TO DO:
Count every line in the following entries where the word "Sadeya" appears. Give the count alone.

* start *

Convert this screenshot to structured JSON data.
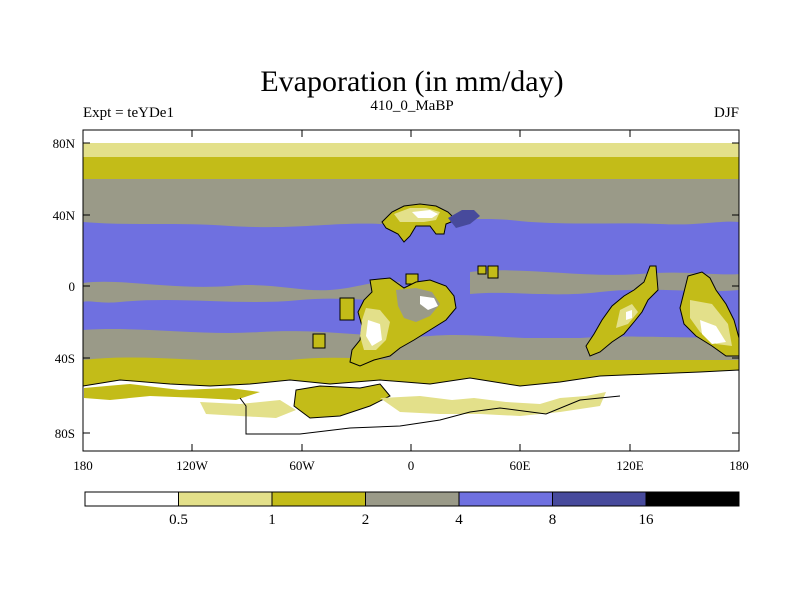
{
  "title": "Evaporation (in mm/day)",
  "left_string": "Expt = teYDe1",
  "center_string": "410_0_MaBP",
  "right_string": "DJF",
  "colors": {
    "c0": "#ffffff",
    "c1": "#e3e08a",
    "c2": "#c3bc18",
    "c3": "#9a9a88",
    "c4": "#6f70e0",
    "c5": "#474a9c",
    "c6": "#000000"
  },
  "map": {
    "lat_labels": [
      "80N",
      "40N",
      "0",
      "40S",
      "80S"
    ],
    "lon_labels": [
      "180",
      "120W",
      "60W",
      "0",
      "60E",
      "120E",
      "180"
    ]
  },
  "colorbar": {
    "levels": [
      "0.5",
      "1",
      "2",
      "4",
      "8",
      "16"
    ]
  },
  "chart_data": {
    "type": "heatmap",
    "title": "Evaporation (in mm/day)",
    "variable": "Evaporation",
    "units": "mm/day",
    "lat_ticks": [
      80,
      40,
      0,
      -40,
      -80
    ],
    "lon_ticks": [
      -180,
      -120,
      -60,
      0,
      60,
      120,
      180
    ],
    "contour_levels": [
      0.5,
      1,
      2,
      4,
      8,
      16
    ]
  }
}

* end *
* start *

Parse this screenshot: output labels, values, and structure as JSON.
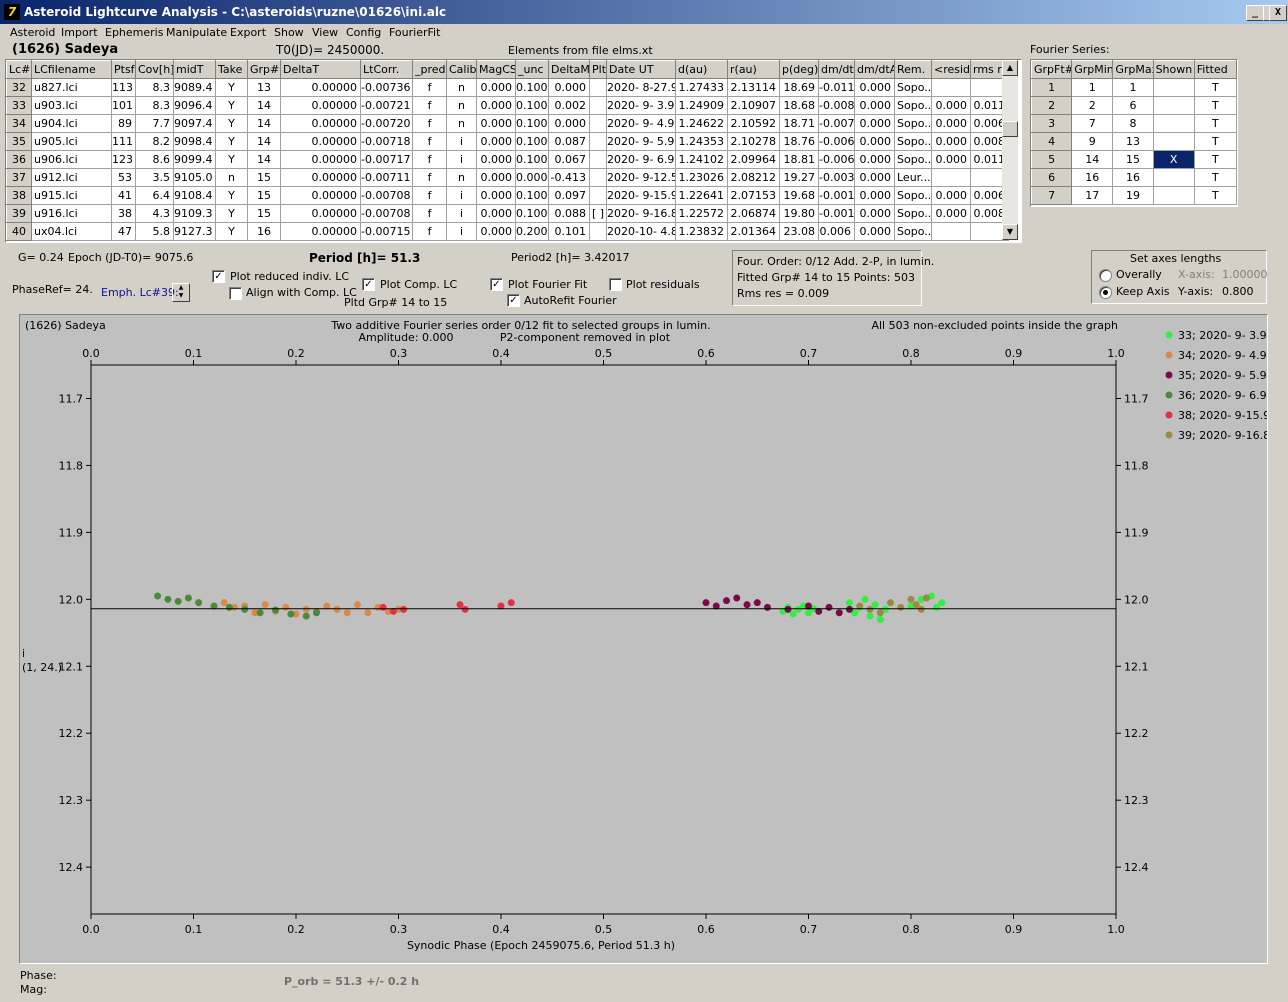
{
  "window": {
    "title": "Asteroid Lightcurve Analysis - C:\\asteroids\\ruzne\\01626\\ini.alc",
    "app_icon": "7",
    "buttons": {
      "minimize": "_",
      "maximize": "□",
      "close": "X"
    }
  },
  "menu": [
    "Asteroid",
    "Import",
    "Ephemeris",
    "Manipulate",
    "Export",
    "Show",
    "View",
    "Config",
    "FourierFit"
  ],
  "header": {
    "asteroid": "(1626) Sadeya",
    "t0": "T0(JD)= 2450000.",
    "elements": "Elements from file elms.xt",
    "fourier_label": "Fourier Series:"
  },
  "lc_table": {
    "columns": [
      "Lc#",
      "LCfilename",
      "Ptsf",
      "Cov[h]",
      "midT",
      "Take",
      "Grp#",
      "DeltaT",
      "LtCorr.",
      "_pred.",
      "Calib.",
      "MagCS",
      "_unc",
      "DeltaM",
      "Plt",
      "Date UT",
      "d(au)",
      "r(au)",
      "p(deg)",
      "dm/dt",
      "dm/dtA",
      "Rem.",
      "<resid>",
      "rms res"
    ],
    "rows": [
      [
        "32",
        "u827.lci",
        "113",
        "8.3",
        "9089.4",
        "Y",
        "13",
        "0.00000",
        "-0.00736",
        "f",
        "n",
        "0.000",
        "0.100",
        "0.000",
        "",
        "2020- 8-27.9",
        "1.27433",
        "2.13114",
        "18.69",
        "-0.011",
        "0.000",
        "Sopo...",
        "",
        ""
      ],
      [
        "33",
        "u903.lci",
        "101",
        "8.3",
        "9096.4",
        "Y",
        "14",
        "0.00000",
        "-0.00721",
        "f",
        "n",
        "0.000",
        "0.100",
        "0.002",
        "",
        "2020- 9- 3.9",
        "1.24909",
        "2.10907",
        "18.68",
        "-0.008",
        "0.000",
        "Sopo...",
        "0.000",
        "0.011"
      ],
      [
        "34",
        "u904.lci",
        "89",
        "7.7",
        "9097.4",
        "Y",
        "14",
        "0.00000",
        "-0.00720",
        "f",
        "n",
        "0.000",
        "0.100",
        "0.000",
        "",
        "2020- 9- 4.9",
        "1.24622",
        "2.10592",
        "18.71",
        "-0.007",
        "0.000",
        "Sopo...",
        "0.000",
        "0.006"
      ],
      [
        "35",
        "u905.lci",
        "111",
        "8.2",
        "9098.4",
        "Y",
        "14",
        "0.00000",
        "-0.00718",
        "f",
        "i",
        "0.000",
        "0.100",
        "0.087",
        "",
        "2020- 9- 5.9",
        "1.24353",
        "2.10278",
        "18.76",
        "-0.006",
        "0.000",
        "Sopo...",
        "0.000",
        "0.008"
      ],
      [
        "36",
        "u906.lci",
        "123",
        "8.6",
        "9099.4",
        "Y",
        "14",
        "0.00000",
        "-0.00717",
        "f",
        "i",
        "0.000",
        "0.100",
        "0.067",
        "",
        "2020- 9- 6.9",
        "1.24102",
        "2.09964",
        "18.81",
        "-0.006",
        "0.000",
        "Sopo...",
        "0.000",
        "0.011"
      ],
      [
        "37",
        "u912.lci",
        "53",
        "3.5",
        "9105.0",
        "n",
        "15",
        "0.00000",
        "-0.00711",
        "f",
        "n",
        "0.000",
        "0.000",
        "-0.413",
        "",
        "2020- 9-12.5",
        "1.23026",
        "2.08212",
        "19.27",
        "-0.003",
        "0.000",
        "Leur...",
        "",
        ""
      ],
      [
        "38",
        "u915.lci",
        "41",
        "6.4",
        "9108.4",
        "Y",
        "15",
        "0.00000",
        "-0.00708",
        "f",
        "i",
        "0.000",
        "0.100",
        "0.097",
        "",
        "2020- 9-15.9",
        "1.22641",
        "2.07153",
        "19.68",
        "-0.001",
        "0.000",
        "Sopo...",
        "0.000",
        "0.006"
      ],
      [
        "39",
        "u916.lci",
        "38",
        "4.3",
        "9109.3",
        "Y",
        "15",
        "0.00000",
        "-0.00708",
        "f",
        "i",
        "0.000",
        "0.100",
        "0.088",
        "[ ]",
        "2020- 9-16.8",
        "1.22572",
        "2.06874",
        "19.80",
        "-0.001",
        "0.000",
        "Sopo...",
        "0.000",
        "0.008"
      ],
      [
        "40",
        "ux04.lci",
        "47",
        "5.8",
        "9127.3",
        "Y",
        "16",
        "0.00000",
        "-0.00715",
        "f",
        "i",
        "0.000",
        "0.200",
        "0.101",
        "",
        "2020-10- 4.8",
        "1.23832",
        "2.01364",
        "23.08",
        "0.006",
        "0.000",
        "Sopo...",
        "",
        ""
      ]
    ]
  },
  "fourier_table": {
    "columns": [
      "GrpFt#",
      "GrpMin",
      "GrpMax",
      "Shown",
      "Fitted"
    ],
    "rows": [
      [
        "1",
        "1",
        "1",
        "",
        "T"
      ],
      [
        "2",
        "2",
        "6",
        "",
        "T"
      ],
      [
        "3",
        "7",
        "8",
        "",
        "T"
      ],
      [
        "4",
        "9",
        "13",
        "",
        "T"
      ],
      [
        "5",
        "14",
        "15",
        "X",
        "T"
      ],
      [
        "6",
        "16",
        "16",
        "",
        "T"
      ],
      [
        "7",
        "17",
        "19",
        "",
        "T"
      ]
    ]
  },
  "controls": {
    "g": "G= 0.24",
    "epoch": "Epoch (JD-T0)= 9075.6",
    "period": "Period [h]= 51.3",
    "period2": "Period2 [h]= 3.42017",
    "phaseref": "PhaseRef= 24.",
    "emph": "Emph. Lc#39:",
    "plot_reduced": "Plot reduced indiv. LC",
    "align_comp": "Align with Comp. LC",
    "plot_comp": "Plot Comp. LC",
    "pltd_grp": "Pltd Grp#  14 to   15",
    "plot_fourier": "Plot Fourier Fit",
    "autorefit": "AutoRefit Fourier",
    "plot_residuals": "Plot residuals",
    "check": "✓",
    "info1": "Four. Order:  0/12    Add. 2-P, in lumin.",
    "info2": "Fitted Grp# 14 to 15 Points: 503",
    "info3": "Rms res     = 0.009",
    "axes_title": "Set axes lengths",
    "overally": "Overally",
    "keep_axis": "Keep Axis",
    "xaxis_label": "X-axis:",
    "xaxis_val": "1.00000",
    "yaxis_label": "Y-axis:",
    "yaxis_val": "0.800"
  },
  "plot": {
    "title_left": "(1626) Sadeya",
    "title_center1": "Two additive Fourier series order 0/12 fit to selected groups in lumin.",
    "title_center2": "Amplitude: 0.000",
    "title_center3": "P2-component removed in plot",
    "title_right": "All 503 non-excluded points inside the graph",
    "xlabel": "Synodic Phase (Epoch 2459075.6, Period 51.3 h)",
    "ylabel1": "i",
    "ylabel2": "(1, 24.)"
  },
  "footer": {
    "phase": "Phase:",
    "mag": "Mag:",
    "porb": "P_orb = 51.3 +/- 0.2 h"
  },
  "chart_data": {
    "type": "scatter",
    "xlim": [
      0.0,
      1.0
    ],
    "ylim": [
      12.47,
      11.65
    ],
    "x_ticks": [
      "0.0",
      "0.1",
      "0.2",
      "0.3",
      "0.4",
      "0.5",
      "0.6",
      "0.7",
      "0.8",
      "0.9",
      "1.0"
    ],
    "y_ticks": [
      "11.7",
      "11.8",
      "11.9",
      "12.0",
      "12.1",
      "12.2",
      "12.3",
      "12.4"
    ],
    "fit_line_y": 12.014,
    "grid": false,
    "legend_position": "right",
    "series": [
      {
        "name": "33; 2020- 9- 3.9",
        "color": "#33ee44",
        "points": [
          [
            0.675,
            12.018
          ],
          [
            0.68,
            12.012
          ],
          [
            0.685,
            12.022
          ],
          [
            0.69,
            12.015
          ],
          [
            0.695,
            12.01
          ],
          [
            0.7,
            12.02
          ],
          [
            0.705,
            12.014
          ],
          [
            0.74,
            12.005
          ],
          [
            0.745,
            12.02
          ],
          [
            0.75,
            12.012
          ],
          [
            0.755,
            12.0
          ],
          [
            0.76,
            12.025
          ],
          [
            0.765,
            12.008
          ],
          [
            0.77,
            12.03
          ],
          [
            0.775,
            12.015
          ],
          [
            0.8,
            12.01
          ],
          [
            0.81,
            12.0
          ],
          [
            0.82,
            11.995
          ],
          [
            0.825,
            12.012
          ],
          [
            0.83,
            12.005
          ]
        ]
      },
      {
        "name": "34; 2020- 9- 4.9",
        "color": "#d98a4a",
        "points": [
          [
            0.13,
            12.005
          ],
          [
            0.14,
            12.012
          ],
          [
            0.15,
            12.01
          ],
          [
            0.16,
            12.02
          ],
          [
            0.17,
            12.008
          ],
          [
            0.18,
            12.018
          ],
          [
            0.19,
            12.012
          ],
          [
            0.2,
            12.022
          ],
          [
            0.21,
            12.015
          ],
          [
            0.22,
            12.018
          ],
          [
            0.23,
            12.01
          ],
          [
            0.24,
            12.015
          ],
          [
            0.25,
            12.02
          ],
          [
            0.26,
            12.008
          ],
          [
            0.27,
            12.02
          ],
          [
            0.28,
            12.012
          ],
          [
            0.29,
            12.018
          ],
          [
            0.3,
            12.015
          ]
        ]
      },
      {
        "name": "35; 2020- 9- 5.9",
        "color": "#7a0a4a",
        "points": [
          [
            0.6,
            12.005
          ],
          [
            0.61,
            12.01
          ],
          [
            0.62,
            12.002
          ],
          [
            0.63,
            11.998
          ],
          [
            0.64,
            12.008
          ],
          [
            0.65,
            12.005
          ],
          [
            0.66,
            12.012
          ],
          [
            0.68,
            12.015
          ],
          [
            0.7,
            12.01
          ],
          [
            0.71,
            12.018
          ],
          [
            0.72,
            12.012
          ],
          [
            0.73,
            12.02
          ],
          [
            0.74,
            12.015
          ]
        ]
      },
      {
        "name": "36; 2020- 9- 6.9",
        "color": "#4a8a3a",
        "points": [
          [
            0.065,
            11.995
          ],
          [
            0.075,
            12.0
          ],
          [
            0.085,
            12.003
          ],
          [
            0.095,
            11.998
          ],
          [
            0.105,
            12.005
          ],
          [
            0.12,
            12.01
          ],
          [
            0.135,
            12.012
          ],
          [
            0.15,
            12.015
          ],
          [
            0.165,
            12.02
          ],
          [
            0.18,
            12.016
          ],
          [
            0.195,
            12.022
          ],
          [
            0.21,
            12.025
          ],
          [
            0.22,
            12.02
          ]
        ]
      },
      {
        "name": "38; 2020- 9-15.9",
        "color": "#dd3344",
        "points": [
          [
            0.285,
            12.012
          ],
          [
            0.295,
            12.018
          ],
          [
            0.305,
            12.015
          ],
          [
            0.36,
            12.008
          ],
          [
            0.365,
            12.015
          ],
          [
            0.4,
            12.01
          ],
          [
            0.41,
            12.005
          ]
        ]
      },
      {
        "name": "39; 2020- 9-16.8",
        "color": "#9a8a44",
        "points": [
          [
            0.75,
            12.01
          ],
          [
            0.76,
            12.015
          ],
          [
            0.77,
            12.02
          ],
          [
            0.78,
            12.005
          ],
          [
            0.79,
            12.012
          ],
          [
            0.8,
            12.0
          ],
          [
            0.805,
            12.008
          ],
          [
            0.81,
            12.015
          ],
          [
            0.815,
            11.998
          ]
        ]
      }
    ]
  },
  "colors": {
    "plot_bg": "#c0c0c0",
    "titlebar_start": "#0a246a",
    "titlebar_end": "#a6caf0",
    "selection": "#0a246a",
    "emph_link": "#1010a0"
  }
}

* end *

OUTPUT:
2